# Written request:
Transcribe the entries exactly; images are not part of the copy.
== Material for the task
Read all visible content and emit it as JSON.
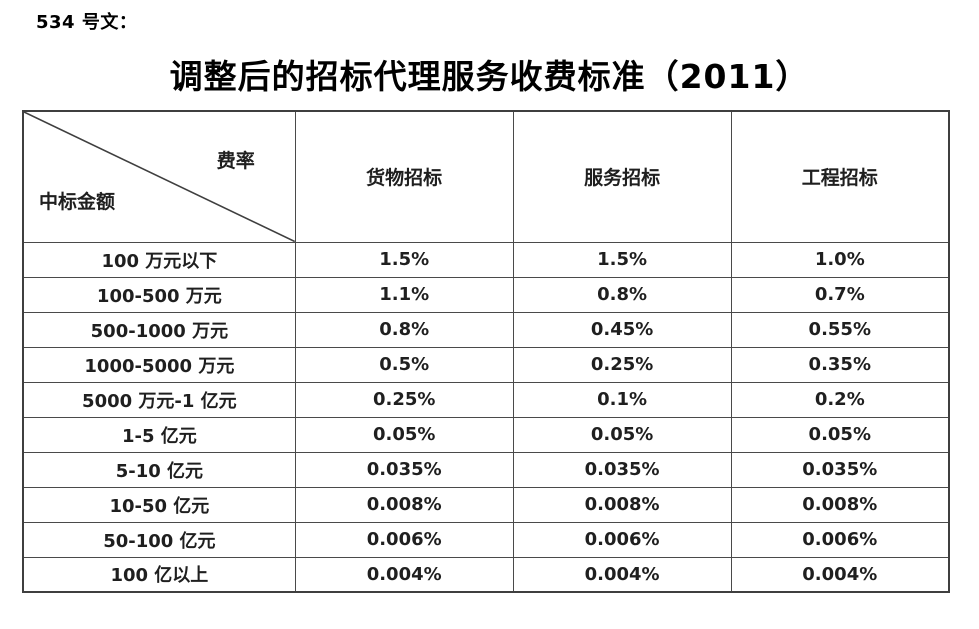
{
  "document": {
    "ref_label": "534 号文：",
    "title": "调整后的招标代理服务收费标准（2011）"
  },
  "table": {
    "corner": {
      "top_right": "费率",
      "bottom_left": "中标金额"
    },
    "columns": [
      "货物招标",
      "服务招标",
      "工程招标"
    ],
    "rows": [
      {
        "amount": "100 万元以下",
        "rates": [
          "1.5%",
          "1.5%",
          "1.0%"
        ]
      },
      {
        "amount": "100-500 万元",
        "rates": [
          "1.1%",
          "0.8%",
          "0.7%"
        ]
      },
      {
        "amount": "500-1000 万元",
        "rates": [
          "0.8%",
          "0.45%",
          "0.55%"
        ]
      },
      {
        "amount": "1000-5000 万元",
        "rates": [
          "0.5%",
          "0.25%",
          "0.35%"
        ]
      },
      {
        "amount": "5000 万元-1 亿元",
        "rates": [
          "0.25%",
          "0.1%",
          "0.2%"
        ]
      },
      {
        "amount": "1-5 亿元",
        "rates": [
          "0.05%",
          "0.05%",
          "0.05%"
        ]
      },
      {
        "amount": "5-10 亿元",
        "rates": [
          "0.035%",
          "0.035%",
          "0.035%"
        ]
      },
      {
        "amount": "10-50 亿元",
        "rates": [
          "0.008%",
          "0.008%",
          "0.008%"
        ]
      },
      {
        "amount": "50-100 亿元",
        "rates": [
          "0.006%",
          "0.006%",
          "0.006%"
        ]
      },
      {
        "amount": "100 亿以上",
        "rates": [
          "0.004%",
          "0.004%",
          "0.004%"
        ]
      }
    ]
  },
  "colors": {
    "background": "#ffffff",
    "text": "#1a1a1a",
    "border_inner": "#4a4a4a",
    "border_outer": "#3f3f3f"
  }
}
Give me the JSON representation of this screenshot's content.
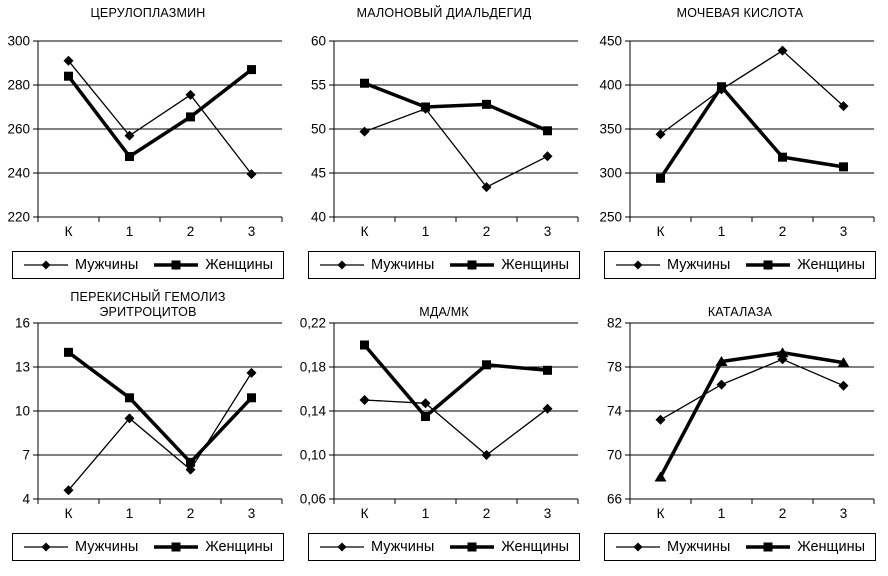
{
  "figure": {
    "background": "#ffffff",
    "series_color": "#000000",
    "x_categories": [
      "К",
      "1",
      "2",
      "3"
    ]
  },
  "chart_data": [
    {
      "id": "ceruloplasmin",
      "type": "line",
      "title": "ЦЕРУЛОПЛАЗМИН",
      "xlabel": "",
      "ylabel": "",
      "grid": true,
      "legend_position": "bottom",
      "categories": [
        "К",
        "1",
        "2",
        "3"
      ],
      "ylim": [
        220,
        300
      ],
      "ytick_values": [
        220,
        240,
        260,
        280,
        300
      ],
      "ytick_labels": [
        "220",
        "240",
        "260",
        "280",
        "300"
      ],
      "series": [
        {
          "name": "Мужчины",
          "marker": "diamond",
          "line_width": "thin",
          "values": [
            291,
            257,
            275.5,
            239.5
          ]
        },
        {
          "name": "Женщины",
          "marker": "square",
          "line_width": "thick",
          "values": [
            284,
            247.5,
            265.5,
            287
          ]
        }
      ]
    },
    {
      "id": "malondialdehyde",
      "type": "line",
      "title": "МАЛОНОВЫЙ ДИАЛЬДЕГИД",
      "xlabel": "",
      "ylabel": "",
      "grid": true,
      "legend_position": "bottom",
      "categories": [
        "К",
        "1",
        "2",
        "3"
      ],
      "ylim": [
        40,
        60
      ],
      "ytick_values": [
        40,
        45,
        50,
        55,
        60
      ],
      "ytick_labels": [
        "40",
        "45",
        "50",
        "55",
        "60"
      ],
      "series": [
        {
          "name": "Мужчины",
          "marker": "diamond",
          "line_width": "thin",
          "values": [
            49.7,
            52.3,
            43.4,
            46.9
          ]
        },
        {
          "name": "Женщины",
          "marker": "square",
          "line_width": "thick",
          "values": [
            55.2,
            52.5,
            52.8,
            49.8
          ]
        }
      ]
    },
    {
      "id": "uric-acid",
      "type": "line",
      "title": "МОЧЕВАЯ КИСЛОТА",
      "xlabel": "",
      "ylabel": "",
      "grid": true,
      "legend_position": "bottom",
      "categories": [
        "К",
        "1",
        "2",
        "3"
      ],
      "ylim": [
        250,
        450
      ],
      "ytick_values": [
        250,
        300,
        350,
        400,
        450
      ],
      "ytick_labels": [
        "250",
        "300",
        "350",
        "400",
        "450"
      ],
      "series": [
        {
          "name": "Мужчины",
          "marker": "diamond",
          "line_width": "thin",
          "values": [
            344,
            395,
            439,
            376
          ]
        },
        {
          "name": "Женщины",
          "marker": "square",
          "line_width": "thick",
          "values": [
            294,
            398,
            318,
            307
          ]
        }
      ]
    },
    {
      "id": "erythrocyte-peroxide-hemolysis",
      "type": "line",
      "title": "ПЕРЕКИСНЫЙ ГЕМОЛИЗ ЭРИТРОЦИТОВ",
      "xlabel": "",
      "ylabel": "",
      "grid": true,
      "legend_position": "bottom",
      "categories": [
        "К",
        "1",
        "2",
        "3"
      ],
      "ylim": [
        4,
        16
      ],
      "ytick_values": [
        4,
        7,
        10,
        13,
        16
      ],
      "ytick_labels": [
        "4",
        "7",
        "10",
        "13",
        "16"
      ],
      "series": [
        {
          "name": "Мужчины",
          "marker": "diamond",
          "line_width": "thin",
          "values": [
            4.6,
            9.5,
            6.0,
            12.6
          ]
        },
        {
          "name": "Женщины",
          "marker": "square",
          "line_width": "thick",
          "values": [
            14.0,
            10.9,
            6.5,
            10.9
          ]
        }
      ]
    },
    {
      "id": "mda-mk",
      "type": "line",
      "title": "МДА/МК",
      "xlabel": "",
      "ylabel": "",
      "grid": true,
      "legend_position": "bottom",
      "categories": [
        "К",
        "1",
        "2",
        "3"
      ],
      "ylim": [
        0.06,
        0.22
      ],
      "ytick_values": [
        0.06,
        0.1,
        0.14,
        0.18,
        0.22
      ],
      "ytick_labels": [
        "0,06",
        "0,10",
        "0,14",
        "0,18",
        "0,22"
      ],
      "series": [
        {
          "name": "Мужчины",
          "marker": "diamond",
          "line_width": "thin",
          "values": [
            0.15,
            0.147,
            0.1,
            0.142
          ]
        },
        {
          "name": "Женщины",
          "marker": "square",
          "line_width": "thick",
          "values": [
            0.2,
            0.135,
            0.182,
            0.177
          ]
        }
      ]
    },
    {
      "id": "catalase",
      "type": "line",
      "title": "КАТАЛАЗА",
      "xlabel": "",
      "ylabel": "",
      "grid": true,
      "legend_position": "bottom",
      "categories": [
        "К",
        "1",
        "2",
        "3"
      ],
      "ylim": [
        66,
        82
      ],
      "ytick_values": [
        66,
        70,
        74,
        78,
        82
      ],
      "ytick_labels": [
        "66",
        "70",
        "74",
        "78",
        "82"
      ],
      "series": [
        {
          "name": "Мужчины",
          "marker": "diamond",
          "line_width": "thin",
          "values": [
            73.2,
            76.4,
            78.7,
            76.3
          ]
        },
        {
          "name": "Женщины",
          "marker": "triangle",
          "line_width": "thick",
          "values": [
            68.0,
            78.5,
            79.3,
            78.4
          ]
        }
      ]
    }
  ]
}
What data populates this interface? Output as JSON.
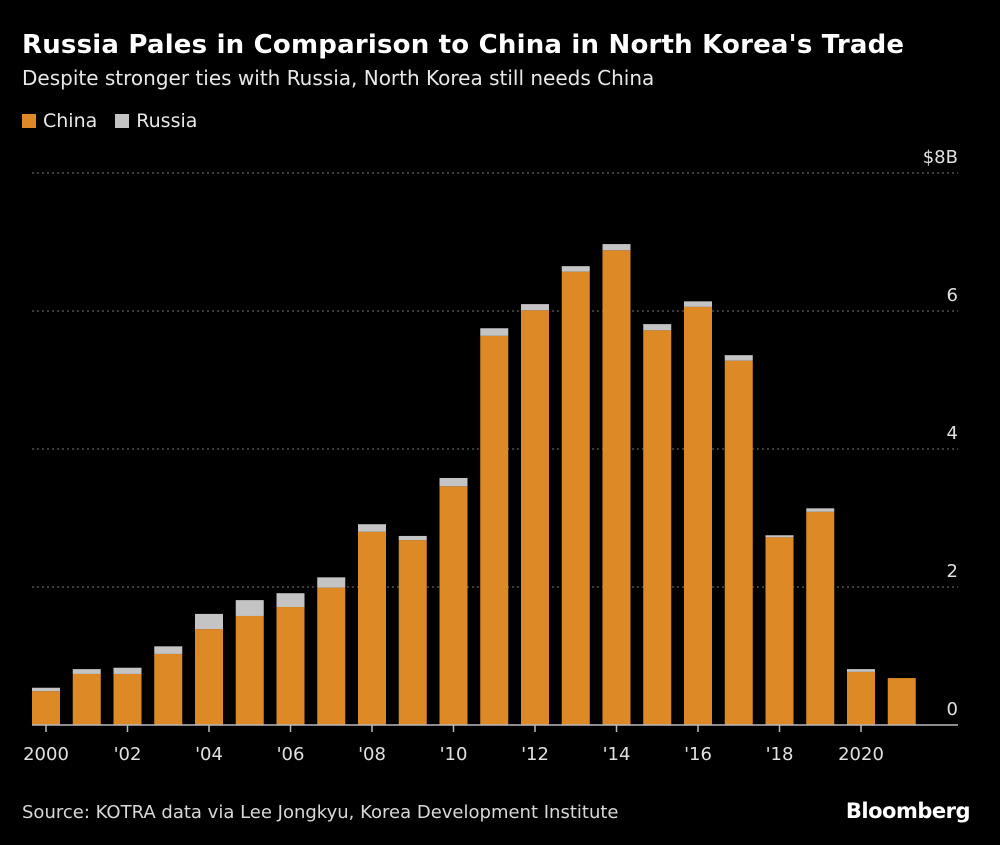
====
# Result for this exercise:
Read all visible content and emit it as JSON.
{
  "document": {
    "ref_label": "534 号文：",
    "title": "调整后的招标代理服务收费标准（2011）"
  },
  "table": {
    "corner": {
      "top_right": "费率",
      "bottom_left": "中标金额"
    },
    "columns": [
      "货物招标",
      "服务招标",
      "工程招标"
    ],
    "rows": [
      {
        "amount": "100 万元以下",
        "rates": [
          "1.5%",
          "1.5%",
          "1.0%"
        ]
      },
      {
        "amount": "100-500 万元",
        "rates": [
          "1.1%",
          "0.8%",
          "0.7%"
        ]
      },
      {
        "amount": "500-1000 万元",
        "rates": [
          "0.8%",
          "0.45%",
          "0.55%"
        ]
      },
      {
        "amount": "1000-5000 万元",
        "rates": [
          "0.5%",
          "0.25%",
          "0.35%"
        ]
      },
      {
        "amount": "5000 万元-1 亿元",
        "rates": [
          "0.25%",
          "0.1%",
          "0.2%"
        ]
      },
      {
        "amount": "1-5 亿元",
        "rates": [
          "0.05%",
          "0.05%",
          "0.05%"
        ]
      },
      {
        "amount": "5-10 亿元",
        "rates": [
          "0.035%",
          "0.035%",
          "0.035%"
        ]
      },
      {
        "amount": "10-50 亿元",
        "rates": [
          "0.008%",
          "0.008%",
          "0.008%"
        ]
      },
      {
        "amount": "50-100 亿元",
        "rates": [
          "0.006%",
          "0.006%",
          "0.006%"
        ]
      },
      {
        "amount": "100 亿以上",
        "rates": [
          "0.004%",
          "0.004%",
          "0.004%"
        ]
      }
    ]
  },
  "colors": {
    "background": "#ffffff",
    "text": "#1a1a1a",
    "border_inner": "#4a4a4a",
    "border_outer": "#3f3f3f"
  }
}
Give me the JSON representation of this screenshot's content.
{
  "figure": {
    "background": "#ffffff",
    "series_color": "#000000",
    "x_categories": [
      "К",
      "1",
      "2",
      "3"
    ]
  },
  "chart_data": [
    {
      "id": "ceruloplasmin",
      "type": "line",
      "title": "ЦЕРУЛОПЛАЗМИН",
      "xlabel": "",
      "ylabel": "",
      "grid": true,
      "legend_position": "bottom",
      "categories": [
        "К",
        "1",
        "2",
        "3"
      ],
      "ylim": [
        220,
        300
      ],
      "ytick_values": [
        220,
        240,
        260,
        280,
        300
      ],
      "ytick_labels": [
        "220",
        "240",
        "260",
        "280",
        "300"
      ],
      "series": [
        {
          "name": "Мужчины",
          "marker": "diamond",
          "line_width": "thin",
          "values": [
            291,
            257,
            275.5,
            239.5
          ]
        },
        {
          "name": "Женщины",
          "marker": "square",
          "line_width": "thick",
          "values": [
            284,
            247.5,
            265.5,
            287
          ]
        }
      ]
    },
    {
      "id": "malondialdehyde",
      "type": "line",
      "title": "МАЛОНОВЫЙ ДИАЛЬДЕГИД",
      "xlabel": "",
      "ylabel": "",
      "grid": true,
      "legend_position": "bottom",
      "categories": [
        "К",
        "1",
        "2",
        "3"
      ],
      "ylim": [
        40,
        60
      ],
      "ytick_values": [
        40,
        45,
        50,
        55,
        60
      ],
      "ytick_labels": [
        "40",
        "45",
        "50",
        "55",
        "60"
      ],
      "series": [
        {
          "name": "Мужчины",
          "marker": "diamond",
          "line_width": "thin",
          "values": [
            49.7,
            52.3,
            43.4,
            46.9
          ]
        },
        {
          "name": "Женщины",
          "marker": "square",
          "line_width": "thick",
          "values": [
            55.2,
            52.5,
            52.8,
            49.8
          ]
        }
      ]
    },
    {
      "id": "uric-acid",
      "type": "line",
      "title": "МОЧЕВАЯ КИСЛОТА",
      "xlabel": "",
      "ylabel": "",
      "grid": true,
      "legend_position": "bottom",
      "categories": [
        "К",
        "1",
        "2",
        "3"
      ],
      "ylim": [
        250,
        450
      ],
      "ytick_values": [
        250,
        300,
        350,
        400,
        450
      ],
      "ytick_labels": [
        "250",
        "300",
        "350",
        "400",
        "450"
      ],
      "series": [
        {
          "name": "Мужчины",
          "marker": "diamond",
          "line_width": "thin",
          "values": [
            344,
            395,
            439,
            376
          ]
        },
        {
          "name": "Женщины",
          "marker": "square",
          "line_width": "thick",
          "values": [
            294,
            398,
            318,
            307
          ]
        }
      ]
    },
    {
      "id": "erythrocyte-peroxide-hemolysis",
      "type": "line",
      "title": "ПЕРЕКИСНЫЙ ГЕМОЛИЗ ЭРИТРОЦИТОВ",
      "xlabel": "",
      "ylabel": "",
      "grid": true,
      "legend_position": "bottom",
      "categories": [
        "К",
        "1",
        "2",
        "3"
      ],
      "ylim": [
        4,
        16
      ],
      "ytick_values": [
        4,
        7,
        10,
        13,
        16
      ],
      "ytick_labels": [
        "4",
        "7",
        "10",
        "13",
        "16"
      ],
      "series": [
        {
          "name": "Мужчины",
          "marker": "diamond",
          "line_width": "thin",
          "values": [
            4.6,
            9.5,
            6.0,
            12.6
          ]
        },
        {
          "name": "Женщины",
          "marker": "square",
          "line_width": "thick",
          "values": [
            14.0,
            10.9,
            6.5,
            10.9
          ]
        }
      ]
    },
    {
      "id": "mda-mk",
      "type": "line",
      "title": "МДА/МК",
      "xlabel": "",
      "ylabel": "",
      "grid": true,
      "legend_position": "bottom",
      "categories": [
        "К",
        "1",
        "2",
        "3"
      ],
      "ylim": [
        0.06,
        0.22
      ],
      "ytick_values": [
        0.06,
        0.1,
        0.14,
        0.18,
        0.22
      ],
      "ytick_labels": [
        "0,06",
        "0,10",
        "0,14",
        "0,18",
        "0,22"
      ],
      "series": [
        {
          "name": "Мужчины",
          "marker": "diamond",
          "line_width": "thin",
          "values": [
            0.15,
            0.147,
            0.1,
            0.142
          ]
        },
        {
          "name": "Женщины",
          "marker": "square",
          "line_width": "thick",
          "values": [
            0.2,
            0.135,
            0.182,
            0.177
          ]
        }
      ]
    },
    {
      "id": "catalase",
      "type": "line",
      "title": "КАТАЛАЗА",
      "xlabel": "",
      "ylabel": "",
      "grid": true,
      "legend_position": "bottom",
      "categories": [
        "К",
        "1",
        "2",
        "3"
      ],
      "ylim": [
        66,
        82
      ],
      "ytick_values": [
        66,
        70,
        74,
        78,
        82
      ],
      "ytick_labels": [
        "66",
        "70",
        "74",
        "78",
        "82"
      ],
      "series": [
        {
          "name": "Мужчины",
          "marker": "diamond",
          "line_width": "thin",
          "values": [
            73.2,
            76.4,
            78.7,
            76.3
          ]
        },
        {
          "name": "Женщины",
          "marker": "triangle",
          "line_width": "thick",
          "values": [
            68.0,
            78.5,
            79.3,
            78.4
          ]
        }
      ]
    }
  ]
}
What data populates this interface? Output as JSON.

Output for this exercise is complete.